**TASK**
Write out all records as given; omit images.

**DATA SECTION**
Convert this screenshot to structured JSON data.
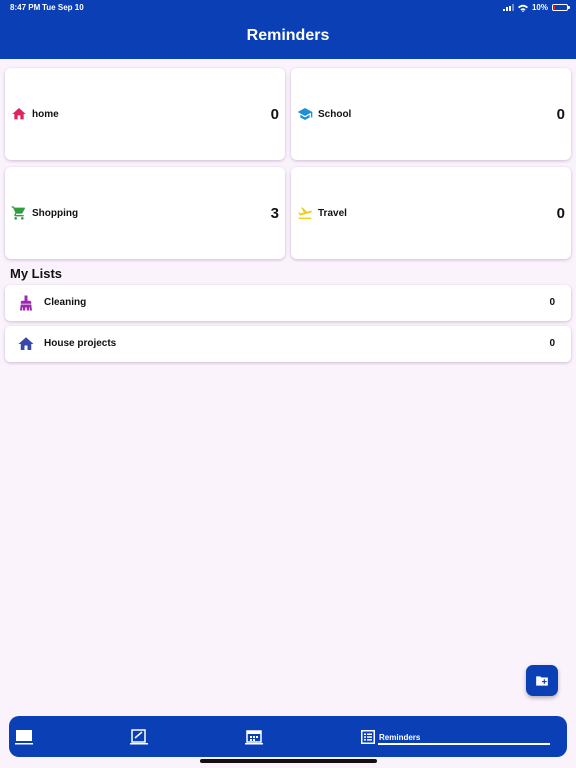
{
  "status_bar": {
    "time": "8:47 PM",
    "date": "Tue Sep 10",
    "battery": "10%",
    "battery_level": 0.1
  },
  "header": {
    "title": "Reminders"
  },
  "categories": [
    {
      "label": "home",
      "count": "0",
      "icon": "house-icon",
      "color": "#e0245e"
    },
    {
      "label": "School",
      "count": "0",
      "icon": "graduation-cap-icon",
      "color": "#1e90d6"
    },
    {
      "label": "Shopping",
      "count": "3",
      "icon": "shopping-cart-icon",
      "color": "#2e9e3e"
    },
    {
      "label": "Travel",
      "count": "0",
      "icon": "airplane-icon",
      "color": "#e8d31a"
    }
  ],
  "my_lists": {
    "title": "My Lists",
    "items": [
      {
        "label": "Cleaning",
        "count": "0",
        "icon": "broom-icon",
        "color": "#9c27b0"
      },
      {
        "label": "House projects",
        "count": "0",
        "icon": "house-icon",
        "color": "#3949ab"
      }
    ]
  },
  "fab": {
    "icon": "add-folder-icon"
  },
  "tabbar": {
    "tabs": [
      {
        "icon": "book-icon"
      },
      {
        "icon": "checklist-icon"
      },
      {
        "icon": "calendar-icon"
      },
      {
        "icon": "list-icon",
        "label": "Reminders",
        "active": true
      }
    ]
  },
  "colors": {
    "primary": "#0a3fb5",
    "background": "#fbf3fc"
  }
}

**WRITTEN SOLUTION**
Convert this screenshot to structured JSON data.
{
  "status_bar": {
    "time": "8:47 PM",
    "date": "Tue Sep 10",
    "battery": "10%",
    "battery_level": 0.1
  },
  "header": {
    "title": "Reminders"
  },
  "categories": [
    {
      "label": "home",
      "count": "0",
      "icon": "house-icon",
      "color": "#e0245e"
    },
    {
      "label": "School",
      "count": "0",
      "icon": "graduation-cap-icon",
      "color": "#1e90d6"
    },
    {
      "label": "Shopping",
      "count": "3",
      "icon": "shopping-cart-icon",
      "color": "#2e9e3e"
    },
    {
      "label": "Travel",
      "count": "0",
      "icon": "airplane-icon",
      "color": "#e8d31a"
    }
  ],
  "my_lists": {
    "title": "My Lists",
    "items": [
      {
        "label": "Cleaning",
        "count": "0",
        "icon": "broom-icon",
        "color": "#9c27b0"
      },
      {
        "label": "House projects",
        "count": "0",
        "icon": "house-icon",
        "color": "#3949ab"
      }
    ]
  },
  "fab": {
    "icon": "add-folder-icon"
  },
  "tabbar": {
    "tabs": [
      {
        "icon": "book-icon"
      },
      {
        "icon": "checklist-icon"
      },
      {
        "icon": "calendar-icon"
      },
      {
        "icon": "list-icon",
        "label": "Reminders",
        "active": true
      }
    ]
  },
  "colors": {
    "primary": "#0a3fb5",
    "background": "#fbf3fc"
  }
}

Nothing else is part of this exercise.